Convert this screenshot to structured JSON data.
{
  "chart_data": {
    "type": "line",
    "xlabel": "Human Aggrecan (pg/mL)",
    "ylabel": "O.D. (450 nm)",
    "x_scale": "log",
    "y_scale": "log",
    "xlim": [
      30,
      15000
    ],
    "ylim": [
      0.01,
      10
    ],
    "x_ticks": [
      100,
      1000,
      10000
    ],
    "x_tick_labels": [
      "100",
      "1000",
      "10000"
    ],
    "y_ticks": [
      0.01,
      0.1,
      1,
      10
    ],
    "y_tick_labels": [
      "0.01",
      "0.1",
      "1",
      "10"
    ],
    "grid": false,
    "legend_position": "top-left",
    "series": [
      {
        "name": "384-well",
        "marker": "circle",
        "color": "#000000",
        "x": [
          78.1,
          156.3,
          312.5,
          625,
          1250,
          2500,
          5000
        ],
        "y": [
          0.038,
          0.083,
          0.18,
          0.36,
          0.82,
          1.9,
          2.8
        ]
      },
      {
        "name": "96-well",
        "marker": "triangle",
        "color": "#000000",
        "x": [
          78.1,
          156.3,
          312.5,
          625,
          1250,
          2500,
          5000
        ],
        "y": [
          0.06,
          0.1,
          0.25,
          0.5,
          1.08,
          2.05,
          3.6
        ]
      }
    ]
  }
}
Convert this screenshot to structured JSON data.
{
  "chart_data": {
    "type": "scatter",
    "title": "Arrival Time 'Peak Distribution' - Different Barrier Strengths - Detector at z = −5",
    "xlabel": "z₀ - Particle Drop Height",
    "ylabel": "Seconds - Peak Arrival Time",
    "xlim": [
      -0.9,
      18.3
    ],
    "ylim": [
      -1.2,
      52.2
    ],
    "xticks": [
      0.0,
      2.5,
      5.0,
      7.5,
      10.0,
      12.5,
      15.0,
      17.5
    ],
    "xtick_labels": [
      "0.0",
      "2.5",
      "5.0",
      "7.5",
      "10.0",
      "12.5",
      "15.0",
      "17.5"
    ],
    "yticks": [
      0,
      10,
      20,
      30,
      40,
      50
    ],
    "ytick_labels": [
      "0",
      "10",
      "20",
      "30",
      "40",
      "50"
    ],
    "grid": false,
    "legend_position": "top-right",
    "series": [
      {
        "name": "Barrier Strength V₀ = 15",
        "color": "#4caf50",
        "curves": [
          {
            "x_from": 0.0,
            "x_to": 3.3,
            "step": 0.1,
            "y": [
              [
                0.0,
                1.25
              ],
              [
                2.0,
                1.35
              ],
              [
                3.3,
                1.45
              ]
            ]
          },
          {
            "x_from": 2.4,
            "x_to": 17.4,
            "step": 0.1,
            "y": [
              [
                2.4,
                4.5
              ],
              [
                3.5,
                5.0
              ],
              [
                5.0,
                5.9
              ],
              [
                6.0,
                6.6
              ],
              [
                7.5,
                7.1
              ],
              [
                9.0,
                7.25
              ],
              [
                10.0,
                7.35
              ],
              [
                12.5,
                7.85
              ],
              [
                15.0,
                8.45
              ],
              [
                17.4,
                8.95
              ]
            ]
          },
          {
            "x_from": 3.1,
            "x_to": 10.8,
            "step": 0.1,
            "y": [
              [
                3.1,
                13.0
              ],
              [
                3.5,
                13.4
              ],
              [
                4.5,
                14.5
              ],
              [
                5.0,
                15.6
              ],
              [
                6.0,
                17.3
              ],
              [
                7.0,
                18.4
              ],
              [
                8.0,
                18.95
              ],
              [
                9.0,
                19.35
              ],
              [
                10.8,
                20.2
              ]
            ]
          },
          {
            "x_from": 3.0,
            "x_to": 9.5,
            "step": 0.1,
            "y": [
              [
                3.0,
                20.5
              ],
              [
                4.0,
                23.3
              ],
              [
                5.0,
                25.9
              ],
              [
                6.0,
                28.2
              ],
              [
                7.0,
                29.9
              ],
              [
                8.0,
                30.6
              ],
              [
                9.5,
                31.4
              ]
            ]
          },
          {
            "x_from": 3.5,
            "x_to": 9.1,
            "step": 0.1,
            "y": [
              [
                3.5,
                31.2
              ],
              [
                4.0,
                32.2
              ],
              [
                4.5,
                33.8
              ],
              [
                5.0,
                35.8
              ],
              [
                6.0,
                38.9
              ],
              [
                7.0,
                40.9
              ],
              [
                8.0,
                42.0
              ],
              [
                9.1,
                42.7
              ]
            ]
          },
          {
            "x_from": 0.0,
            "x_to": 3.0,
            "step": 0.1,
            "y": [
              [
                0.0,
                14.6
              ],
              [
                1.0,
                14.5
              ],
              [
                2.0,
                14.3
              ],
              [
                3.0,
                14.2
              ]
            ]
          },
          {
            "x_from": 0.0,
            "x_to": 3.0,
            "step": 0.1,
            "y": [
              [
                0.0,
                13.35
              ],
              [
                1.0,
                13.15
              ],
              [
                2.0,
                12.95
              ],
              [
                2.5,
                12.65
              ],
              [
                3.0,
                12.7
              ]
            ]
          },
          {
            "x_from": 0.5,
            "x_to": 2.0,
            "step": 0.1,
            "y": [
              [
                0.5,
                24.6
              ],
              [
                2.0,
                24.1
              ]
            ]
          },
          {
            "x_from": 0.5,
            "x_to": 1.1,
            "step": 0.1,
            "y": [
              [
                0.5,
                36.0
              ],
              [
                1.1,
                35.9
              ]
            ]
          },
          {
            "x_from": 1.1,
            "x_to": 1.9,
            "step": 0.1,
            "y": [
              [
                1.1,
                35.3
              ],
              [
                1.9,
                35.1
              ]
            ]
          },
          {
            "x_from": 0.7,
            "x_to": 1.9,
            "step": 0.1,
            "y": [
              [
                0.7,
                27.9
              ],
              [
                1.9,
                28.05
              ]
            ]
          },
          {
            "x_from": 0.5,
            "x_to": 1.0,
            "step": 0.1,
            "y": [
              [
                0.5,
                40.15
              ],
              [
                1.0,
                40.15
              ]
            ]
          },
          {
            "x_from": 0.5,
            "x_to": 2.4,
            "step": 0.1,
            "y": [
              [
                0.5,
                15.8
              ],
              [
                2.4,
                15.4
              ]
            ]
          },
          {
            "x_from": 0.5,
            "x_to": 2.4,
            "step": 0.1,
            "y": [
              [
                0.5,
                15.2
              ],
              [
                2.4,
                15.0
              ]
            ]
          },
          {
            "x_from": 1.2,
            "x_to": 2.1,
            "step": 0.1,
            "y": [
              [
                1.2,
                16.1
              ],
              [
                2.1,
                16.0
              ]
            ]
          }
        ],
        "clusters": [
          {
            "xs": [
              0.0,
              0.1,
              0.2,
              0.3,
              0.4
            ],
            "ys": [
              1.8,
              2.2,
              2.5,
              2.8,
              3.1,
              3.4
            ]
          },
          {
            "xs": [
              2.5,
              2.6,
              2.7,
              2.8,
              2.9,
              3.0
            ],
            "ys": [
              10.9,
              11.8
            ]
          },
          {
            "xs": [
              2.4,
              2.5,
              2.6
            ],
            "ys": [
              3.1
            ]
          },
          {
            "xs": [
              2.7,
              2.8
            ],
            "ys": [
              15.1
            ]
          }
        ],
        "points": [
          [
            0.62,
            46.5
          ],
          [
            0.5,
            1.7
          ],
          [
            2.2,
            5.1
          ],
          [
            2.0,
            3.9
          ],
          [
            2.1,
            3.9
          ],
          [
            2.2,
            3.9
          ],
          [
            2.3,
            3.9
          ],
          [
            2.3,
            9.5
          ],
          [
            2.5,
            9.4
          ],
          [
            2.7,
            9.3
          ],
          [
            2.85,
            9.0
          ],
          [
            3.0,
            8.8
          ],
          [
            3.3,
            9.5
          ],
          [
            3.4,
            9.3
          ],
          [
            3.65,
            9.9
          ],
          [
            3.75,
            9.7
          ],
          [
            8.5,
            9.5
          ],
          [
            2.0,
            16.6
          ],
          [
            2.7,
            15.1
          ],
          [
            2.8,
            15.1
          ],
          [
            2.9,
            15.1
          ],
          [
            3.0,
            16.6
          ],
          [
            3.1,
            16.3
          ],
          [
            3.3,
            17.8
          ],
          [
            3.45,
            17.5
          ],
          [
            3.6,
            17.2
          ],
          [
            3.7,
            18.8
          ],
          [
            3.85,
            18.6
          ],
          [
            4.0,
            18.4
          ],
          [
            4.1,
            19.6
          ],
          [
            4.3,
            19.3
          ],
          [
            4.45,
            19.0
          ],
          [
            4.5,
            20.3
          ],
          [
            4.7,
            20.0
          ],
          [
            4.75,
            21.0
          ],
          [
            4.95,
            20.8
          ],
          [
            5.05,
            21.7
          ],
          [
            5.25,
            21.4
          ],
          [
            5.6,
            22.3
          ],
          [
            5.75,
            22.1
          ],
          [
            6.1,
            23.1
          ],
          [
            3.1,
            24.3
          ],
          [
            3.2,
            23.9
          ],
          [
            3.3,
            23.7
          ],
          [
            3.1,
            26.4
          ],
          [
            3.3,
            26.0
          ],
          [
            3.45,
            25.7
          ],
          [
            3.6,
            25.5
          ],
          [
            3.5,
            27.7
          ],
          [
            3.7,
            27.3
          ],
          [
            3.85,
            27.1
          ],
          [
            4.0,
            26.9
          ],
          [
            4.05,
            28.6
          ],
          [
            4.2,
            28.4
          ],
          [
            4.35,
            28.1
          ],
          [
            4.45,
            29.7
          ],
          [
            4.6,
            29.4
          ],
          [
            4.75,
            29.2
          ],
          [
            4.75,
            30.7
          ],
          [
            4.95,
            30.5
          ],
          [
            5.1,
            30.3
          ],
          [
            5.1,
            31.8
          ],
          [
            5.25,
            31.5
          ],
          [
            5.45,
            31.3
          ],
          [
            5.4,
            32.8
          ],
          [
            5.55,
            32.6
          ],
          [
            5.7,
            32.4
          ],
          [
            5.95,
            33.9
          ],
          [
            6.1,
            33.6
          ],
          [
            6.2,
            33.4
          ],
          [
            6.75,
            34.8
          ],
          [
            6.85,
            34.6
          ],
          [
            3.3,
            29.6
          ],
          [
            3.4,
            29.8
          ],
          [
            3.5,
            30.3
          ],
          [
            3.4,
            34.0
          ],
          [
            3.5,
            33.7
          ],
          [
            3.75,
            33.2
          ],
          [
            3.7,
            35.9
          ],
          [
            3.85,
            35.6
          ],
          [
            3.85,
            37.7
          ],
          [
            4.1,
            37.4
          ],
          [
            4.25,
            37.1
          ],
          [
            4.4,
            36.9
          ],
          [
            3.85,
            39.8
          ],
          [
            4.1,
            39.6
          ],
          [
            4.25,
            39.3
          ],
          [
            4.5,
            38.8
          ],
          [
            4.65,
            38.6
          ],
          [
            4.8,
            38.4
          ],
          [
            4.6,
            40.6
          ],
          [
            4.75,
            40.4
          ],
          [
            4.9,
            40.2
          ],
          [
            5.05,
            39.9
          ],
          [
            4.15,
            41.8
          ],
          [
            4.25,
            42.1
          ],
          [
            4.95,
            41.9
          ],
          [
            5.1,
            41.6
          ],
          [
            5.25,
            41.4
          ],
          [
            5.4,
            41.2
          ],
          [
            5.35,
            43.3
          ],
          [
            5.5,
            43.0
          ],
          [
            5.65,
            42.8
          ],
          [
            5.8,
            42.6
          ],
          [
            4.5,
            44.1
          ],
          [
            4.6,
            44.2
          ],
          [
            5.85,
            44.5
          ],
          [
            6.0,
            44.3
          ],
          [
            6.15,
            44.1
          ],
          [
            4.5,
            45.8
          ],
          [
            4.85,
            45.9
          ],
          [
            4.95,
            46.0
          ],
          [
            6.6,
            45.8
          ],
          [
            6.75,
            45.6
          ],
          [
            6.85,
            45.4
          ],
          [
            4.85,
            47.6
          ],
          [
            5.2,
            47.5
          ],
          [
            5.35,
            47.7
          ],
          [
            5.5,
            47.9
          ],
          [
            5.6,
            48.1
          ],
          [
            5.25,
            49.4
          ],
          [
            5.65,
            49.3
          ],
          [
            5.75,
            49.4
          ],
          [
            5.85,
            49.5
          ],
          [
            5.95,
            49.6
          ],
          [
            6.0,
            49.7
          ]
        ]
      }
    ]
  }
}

▬▬▬▬▬▬

Extract all lines that hold the word "Time".

# Written answer:
    "title": "Arrival Time 'Peak Distribution' - Different Barrier Strengths - Detector at z = −5",
    "ylabel": "Seconds - Peak Arrival Time",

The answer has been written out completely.